Brief:
Skip the images. Copy the records exactly as written.

Given information:
**********
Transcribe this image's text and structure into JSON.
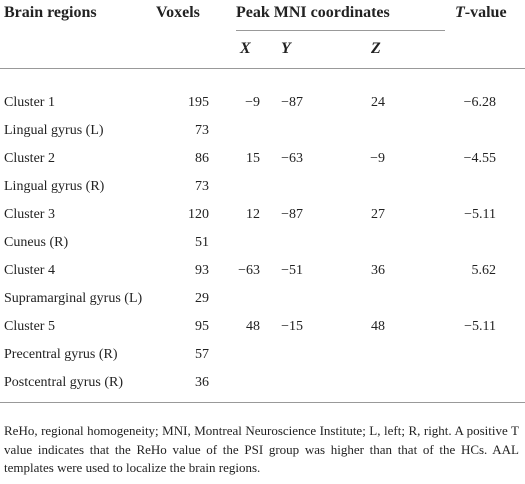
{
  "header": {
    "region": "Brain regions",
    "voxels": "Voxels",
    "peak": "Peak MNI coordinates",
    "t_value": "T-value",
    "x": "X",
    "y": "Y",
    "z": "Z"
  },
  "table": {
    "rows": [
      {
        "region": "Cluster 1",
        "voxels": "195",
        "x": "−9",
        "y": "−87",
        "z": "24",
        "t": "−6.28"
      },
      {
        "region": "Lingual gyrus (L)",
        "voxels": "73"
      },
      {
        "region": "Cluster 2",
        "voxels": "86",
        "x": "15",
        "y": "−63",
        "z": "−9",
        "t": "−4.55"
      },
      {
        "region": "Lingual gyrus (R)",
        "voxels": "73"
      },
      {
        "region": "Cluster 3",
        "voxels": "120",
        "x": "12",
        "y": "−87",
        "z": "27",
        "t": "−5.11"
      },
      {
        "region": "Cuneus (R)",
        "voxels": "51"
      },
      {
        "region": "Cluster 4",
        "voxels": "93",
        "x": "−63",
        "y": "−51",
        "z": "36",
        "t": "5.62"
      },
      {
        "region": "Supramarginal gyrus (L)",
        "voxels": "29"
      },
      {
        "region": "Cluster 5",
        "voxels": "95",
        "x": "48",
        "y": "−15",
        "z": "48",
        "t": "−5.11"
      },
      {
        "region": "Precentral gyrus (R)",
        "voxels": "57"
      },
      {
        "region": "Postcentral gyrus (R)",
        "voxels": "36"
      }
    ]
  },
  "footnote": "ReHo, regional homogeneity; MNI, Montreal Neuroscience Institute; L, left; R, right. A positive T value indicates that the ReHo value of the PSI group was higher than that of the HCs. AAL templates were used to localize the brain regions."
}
**********
Solved exercise:
Transcribe this image's text and structure into JSON.
{
  "header": {
    "region": "Brain regions",
    "voxels": "Voxels",
    "peak": "Peak MNI coordinates",
    "t_value": "T-value",
    "x": "X",
    "y": "Y",
    "z": "Z"
  },
  "table": {
    "rows": [
      {
        "region": "Cluster 1",
        "voxels": "195",
        "x": "−9",
        "y": "−87",
        "z": "24",
        "t": "−6.28"
      },
      {
        "region": "Lingual gyrus (L)",
        "voxels": "73"
      },
      {
        "region": "Cluster 2",
        "voxels": "86",
        "x": "15",
        "y": "−63",
        "z": "−9",
        "t": "−4.55"
      },
      {
        "region": "Lingual gyrus (R)",
        "voxels": "73"
      },
      {
        "region": "Cluster 3",
        "voxels": "120",
        "x": "12",
        "y": "−87",
        "z": "27",
        "t": "−5.11"
      },
      {
        "region": "Cuneus (R)",
        "voxels": "51"
      },
      {
        "region": "Cluster 4",
        "voxels": "93",
        "x": "−63",
        "y": "−51",
        "z": "36",
        "t": "5.62"
      },
      {
        "region": "Supramarginal gyrus (L)",
        "voxels": "29"
      },
      {
        "region": "Cluster 5",
        "voxels": "95",
        "x": "48",
        "y": "−15",
        "z": "48",
        "t": "−5.11"
      },
      {
        "region": "Precentral gyrus (R)",
        "voxels": "57"
      },
      {
        "region": "Postcentral gyrus (R)",
        "voxels": "36"
      }
    ]
  },
  "footnote": "ReHo, regional homogeneity; MNI, Montreal Neuroscience Institute; L, left; R, right. A positive T value indicates that the ReHo value of the PSI group was higher than that of the HCs. AAL templates were used to localize the brain regions."
}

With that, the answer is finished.